══ EXERCISE DATA ══
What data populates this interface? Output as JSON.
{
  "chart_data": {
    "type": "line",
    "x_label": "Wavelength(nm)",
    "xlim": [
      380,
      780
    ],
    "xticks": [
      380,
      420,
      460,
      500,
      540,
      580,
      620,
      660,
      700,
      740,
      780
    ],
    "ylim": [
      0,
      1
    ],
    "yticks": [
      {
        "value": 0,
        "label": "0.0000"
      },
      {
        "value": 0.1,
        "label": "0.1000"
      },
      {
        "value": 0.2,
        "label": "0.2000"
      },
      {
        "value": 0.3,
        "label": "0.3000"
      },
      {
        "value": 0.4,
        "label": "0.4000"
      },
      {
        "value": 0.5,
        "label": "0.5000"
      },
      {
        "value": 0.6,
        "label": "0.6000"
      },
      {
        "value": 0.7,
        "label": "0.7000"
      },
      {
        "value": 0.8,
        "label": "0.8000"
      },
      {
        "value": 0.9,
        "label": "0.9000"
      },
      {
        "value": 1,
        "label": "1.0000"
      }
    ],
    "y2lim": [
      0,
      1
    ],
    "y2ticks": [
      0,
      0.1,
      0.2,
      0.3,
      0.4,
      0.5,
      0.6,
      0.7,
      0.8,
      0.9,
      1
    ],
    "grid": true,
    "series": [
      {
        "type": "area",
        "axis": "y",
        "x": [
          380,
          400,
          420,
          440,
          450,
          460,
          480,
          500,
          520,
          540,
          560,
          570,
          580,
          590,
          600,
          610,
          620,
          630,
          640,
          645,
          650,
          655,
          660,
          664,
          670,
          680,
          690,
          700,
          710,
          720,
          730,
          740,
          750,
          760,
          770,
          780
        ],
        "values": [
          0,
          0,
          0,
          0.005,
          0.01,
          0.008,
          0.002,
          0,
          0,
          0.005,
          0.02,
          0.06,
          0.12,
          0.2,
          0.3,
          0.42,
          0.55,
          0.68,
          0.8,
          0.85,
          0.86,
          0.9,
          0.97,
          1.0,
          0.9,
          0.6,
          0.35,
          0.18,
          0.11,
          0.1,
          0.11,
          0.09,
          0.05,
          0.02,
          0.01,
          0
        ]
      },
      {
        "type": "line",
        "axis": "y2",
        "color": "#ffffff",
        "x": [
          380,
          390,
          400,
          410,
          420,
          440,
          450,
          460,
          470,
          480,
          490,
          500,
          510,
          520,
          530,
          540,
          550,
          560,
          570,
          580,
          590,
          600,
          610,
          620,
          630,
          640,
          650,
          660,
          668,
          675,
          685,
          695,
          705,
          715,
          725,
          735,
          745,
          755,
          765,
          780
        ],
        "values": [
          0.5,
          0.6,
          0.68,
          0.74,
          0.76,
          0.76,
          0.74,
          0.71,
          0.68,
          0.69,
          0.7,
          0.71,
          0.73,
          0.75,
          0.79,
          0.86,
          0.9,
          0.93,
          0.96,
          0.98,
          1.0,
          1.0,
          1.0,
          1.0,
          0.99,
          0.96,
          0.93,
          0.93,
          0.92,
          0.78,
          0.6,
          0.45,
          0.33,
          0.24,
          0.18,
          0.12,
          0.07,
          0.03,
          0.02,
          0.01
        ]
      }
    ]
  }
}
═══
══ EXERCISE DATA ══
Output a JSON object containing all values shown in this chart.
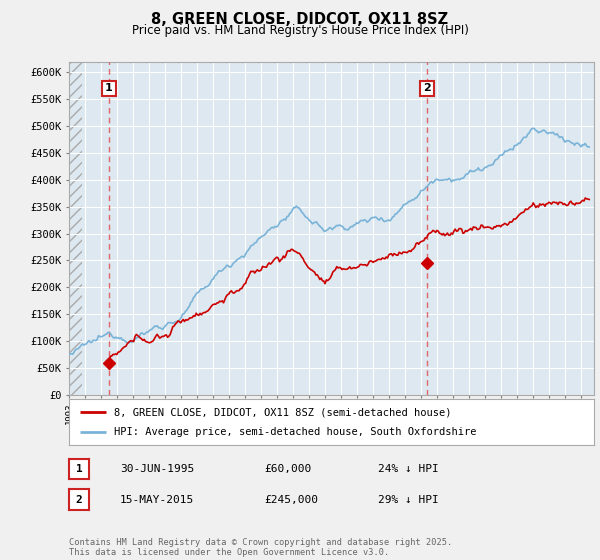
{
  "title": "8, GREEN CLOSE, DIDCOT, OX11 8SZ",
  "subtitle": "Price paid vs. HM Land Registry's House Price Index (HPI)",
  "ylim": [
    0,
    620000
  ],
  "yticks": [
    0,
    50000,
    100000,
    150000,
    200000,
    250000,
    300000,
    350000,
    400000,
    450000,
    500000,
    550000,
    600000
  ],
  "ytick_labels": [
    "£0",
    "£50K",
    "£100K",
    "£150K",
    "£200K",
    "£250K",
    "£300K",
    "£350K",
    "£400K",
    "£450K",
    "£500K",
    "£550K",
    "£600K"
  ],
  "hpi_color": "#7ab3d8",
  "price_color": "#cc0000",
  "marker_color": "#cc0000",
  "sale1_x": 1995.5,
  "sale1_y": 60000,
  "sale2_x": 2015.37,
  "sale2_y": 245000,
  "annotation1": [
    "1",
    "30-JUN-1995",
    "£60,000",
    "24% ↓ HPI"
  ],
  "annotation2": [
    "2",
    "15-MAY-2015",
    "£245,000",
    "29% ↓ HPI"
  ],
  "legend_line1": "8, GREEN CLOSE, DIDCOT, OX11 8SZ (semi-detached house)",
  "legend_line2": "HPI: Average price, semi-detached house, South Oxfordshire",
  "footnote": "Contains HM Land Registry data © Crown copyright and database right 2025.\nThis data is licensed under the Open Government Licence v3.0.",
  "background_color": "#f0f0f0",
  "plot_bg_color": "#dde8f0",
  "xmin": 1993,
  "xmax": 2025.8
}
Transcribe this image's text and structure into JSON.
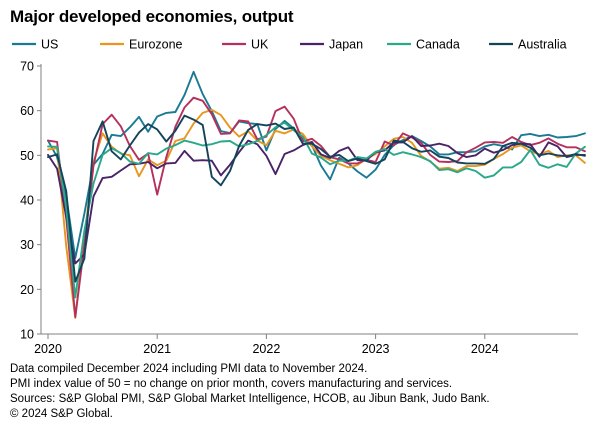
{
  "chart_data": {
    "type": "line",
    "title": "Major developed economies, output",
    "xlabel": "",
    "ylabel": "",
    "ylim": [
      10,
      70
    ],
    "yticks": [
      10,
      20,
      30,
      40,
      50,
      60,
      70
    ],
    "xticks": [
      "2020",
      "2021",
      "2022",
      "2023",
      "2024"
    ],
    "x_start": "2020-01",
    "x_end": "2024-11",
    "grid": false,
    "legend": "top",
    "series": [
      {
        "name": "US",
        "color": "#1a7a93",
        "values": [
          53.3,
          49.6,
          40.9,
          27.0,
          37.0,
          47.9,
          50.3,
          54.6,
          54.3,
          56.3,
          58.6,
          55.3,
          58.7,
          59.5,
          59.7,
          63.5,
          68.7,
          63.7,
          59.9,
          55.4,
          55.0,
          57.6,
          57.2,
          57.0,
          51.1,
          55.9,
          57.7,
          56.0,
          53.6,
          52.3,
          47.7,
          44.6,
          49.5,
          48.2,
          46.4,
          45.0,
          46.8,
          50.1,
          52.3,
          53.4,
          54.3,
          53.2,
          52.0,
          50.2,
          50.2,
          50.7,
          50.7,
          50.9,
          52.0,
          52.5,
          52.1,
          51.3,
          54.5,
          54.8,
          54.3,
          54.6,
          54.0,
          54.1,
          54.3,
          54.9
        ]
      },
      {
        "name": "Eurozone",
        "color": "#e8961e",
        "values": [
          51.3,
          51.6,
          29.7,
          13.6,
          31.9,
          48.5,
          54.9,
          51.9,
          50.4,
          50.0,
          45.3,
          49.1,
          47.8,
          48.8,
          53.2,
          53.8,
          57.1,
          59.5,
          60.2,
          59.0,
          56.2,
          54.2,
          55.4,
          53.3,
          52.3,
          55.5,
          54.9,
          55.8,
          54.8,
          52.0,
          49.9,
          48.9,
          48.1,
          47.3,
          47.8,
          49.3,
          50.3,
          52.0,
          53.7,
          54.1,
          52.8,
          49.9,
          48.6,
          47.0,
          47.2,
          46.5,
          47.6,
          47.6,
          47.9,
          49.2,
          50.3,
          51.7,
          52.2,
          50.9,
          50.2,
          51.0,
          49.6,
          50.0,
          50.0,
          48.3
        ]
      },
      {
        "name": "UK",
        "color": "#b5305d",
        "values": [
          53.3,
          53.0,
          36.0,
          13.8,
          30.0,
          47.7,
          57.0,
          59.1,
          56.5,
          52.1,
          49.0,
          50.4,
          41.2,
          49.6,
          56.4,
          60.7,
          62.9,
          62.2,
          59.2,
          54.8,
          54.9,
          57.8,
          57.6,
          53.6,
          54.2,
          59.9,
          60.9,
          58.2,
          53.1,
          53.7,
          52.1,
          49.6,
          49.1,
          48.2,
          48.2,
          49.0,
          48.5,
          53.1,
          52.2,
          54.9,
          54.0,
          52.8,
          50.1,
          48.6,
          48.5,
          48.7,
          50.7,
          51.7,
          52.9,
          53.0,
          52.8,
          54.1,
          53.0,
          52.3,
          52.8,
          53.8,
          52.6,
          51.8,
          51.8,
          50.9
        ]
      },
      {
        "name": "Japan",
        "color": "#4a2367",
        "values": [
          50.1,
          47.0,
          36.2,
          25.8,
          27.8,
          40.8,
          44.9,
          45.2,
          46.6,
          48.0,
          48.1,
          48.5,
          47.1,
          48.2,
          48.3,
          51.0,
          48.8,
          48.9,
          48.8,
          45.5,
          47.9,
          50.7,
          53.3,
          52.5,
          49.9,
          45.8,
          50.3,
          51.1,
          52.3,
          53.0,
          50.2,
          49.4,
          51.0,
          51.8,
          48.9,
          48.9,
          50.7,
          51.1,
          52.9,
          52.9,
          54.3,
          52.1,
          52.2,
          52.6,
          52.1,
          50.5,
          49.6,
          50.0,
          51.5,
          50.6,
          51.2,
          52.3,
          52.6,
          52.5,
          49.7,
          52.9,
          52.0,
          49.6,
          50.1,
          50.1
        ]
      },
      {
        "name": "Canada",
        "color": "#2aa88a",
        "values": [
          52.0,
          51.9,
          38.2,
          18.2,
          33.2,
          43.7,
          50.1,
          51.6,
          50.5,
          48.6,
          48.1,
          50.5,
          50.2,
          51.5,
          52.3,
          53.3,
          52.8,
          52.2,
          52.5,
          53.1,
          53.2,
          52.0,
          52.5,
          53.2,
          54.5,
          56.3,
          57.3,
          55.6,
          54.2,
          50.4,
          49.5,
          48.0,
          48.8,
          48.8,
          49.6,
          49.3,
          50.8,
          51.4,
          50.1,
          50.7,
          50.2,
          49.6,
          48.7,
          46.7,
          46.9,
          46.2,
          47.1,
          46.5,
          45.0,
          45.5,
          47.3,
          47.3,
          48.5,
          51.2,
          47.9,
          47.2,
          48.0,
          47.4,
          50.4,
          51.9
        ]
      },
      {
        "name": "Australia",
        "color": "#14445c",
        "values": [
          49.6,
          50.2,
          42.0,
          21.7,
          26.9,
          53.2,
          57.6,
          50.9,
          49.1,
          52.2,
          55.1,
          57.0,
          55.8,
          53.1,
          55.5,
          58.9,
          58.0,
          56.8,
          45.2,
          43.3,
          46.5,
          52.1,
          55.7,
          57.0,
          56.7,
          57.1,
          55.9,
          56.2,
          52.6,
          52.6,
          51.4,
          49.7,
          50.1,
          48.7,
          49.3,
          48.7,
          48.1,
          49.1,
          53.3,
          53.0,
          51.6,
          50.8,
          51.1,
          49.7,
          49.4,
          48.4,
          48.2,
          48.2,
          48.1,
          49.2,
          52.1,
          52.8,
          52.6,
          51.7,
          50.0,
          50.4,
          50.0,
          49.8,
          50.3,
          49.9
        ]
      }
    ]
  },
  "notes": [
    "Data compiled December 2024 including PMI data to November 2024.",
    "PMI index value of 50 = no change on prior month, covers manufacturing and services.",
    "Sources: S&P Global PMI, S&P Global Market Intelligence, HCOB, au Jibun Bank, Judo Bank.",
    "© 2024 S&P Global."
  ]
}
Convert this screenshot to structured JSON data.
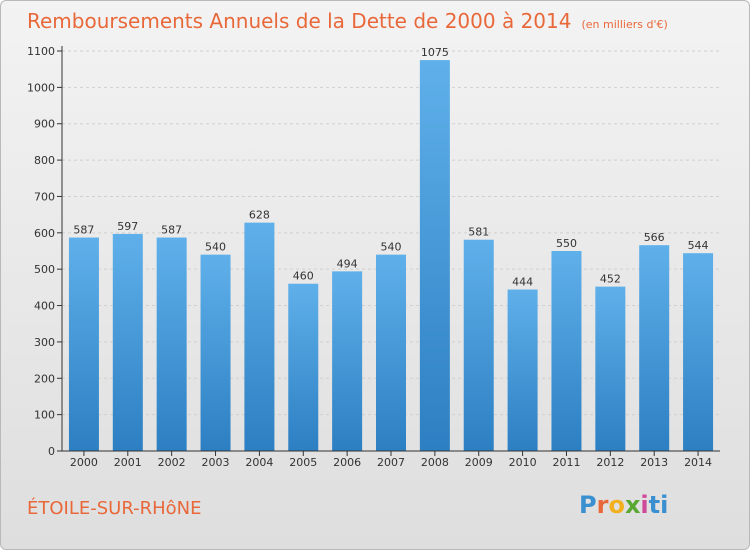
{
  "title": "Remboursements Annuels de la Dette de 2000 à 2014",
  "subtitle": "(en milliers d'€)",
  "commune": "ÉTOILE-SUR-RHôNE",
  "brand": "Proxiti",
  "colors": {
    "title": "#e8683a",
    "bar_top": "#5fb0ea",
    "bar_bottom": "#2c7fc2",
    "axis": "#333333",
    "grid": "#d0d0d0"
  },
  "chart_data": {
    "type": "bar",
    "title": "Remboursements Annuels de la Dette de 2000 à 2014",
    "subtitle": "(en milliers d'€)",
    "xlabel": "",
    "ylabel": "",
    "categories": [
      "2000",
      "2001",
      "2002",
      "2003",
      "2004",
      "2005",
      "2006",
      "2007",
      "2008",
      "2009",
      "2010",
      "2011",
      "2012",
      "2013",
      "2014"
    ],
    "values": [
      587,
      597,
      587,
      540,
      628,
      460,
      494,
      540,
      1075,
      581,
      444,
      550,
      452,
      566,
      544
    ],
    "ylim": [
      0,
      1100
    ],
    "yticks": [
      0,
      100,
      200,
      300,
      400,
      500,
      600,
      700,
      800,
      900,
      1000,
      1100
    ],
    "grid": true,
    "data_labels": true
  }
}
═══
══ EXERCISE DATA ══
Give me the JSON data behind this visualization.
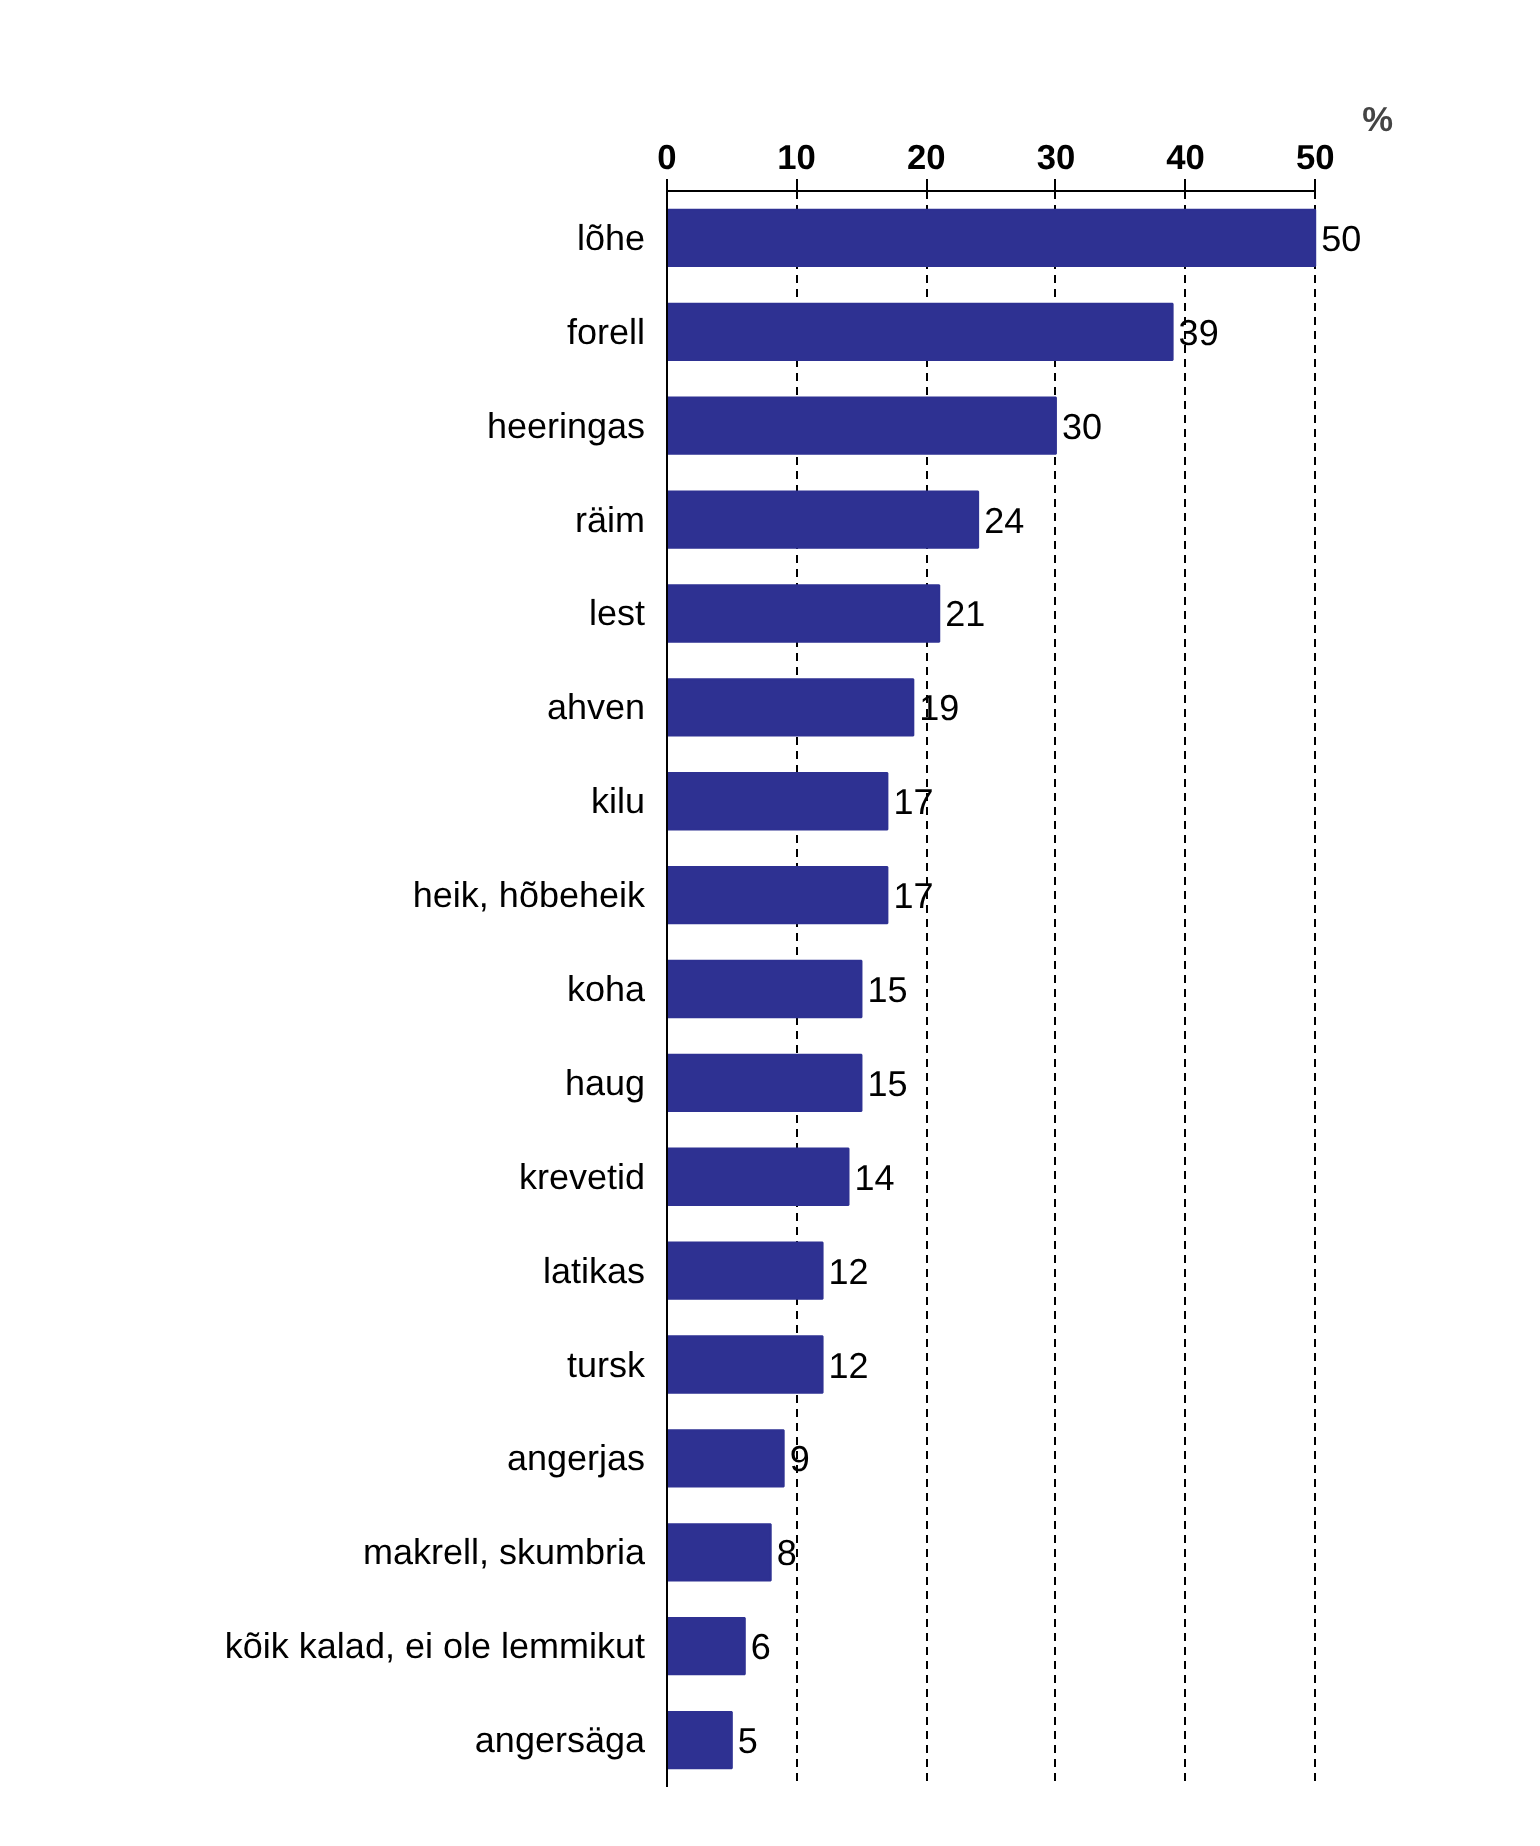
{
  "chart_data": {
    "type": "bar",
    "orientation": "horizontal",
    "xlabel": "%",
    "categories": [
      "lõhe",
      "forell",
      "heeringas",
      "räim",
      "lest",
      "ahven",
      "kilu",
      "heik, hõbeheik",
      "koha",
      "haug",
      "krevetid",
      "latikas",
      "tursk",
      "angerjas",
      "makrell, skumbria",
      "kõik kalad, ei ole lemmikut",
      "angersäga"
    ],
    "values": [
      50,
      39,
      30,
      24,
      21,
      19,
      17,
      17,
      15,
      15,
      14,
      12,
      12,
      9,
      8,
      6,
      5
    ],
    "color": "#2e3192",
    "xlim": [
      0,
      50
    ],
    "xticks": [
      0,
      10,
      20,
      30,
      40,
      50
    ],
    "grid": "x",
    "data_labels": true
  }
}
═══
Your task is to gather all lines from the entries above that hold the word "Annuels".

__TASK RESPONSE__:
  "title": "Remboursements Annuels de la Dette de 2000 à 2014",
    "title": "Remboursements Annuels de la Dette de 2000 à 2014",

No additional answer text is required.